WRITTEN PROBLEM:
Print every entry exactly as written.

[start]

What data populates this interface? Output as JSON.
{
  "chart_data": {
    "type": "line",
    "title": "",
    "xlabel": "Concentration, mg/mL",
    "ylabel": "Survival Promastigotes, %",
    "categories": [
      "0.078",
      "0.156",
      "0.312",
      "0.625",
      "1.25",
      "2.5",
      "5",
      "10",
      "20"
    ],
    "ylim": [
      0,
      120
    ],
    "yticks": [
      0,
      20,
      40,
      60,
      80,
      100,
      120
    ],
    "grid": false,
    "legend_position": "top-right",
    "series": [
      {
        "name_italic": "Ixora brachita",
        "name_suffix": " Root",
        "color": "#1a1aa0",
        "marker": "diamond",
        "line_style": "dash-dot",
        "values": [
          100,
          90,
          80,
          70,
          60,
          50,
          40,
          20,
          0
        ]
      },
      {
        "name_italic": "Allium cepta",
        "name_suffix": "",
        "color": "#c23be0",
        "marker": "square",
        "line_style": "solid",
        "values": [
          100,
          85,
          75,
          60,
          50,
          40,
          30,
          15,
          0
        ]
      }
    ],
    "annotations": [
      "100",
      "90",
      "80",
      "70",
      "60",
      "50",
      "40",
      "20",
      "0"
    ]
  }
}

[end]

EXERCISE SOLUTION:
What data populates this interface? Output as JSON.
{
  "chart_data": {
    "type": "line",
    "title": "",
    "xlabel": "Concentration, mg/mL",
    "ylabel": "Survival Promastigotes, %",
    "categories": [
      "0.078",
      "0.156",
      "0.312",
      "0.625",
      "1.25",
      "2.5",
      "5",
      "10",
      "20"
    ],
    "ylim": [
      0,
      120
    ],
    "yticks": [
      0,
      20,
      40,
      60,
      80,
      100,
      120
    ],
    "grid": false,
    "legend_position": "top-right",
    "series": [
      {
        "name_italic": "Ixora brachita",
        "name_suffix": " Root",
        "color": "#1a1aa0",
        "marker": "diamond",
        "line_style": "dash-dot",
        "values": [
          100,
          90,
          80,
          70,
          60,
          50,
          40,
          20,
          0
        ]
      },
      {
        "name_italic": "Allium cepta",
        "name_suffix": "",
        "color": "#c23be0",
        "marker": "square",
        "line_style": "solid",
        "values": [
          100,
          85,
          75,
          60,
          50,
          40,
          30,
          15,
          0
        ]
      }
    ],
    "annotations": [
      "100",
      "90",
      "80",
      "70",
      "60",
      "50",
      "40",
      "20",
      "0"
    ]
  }
}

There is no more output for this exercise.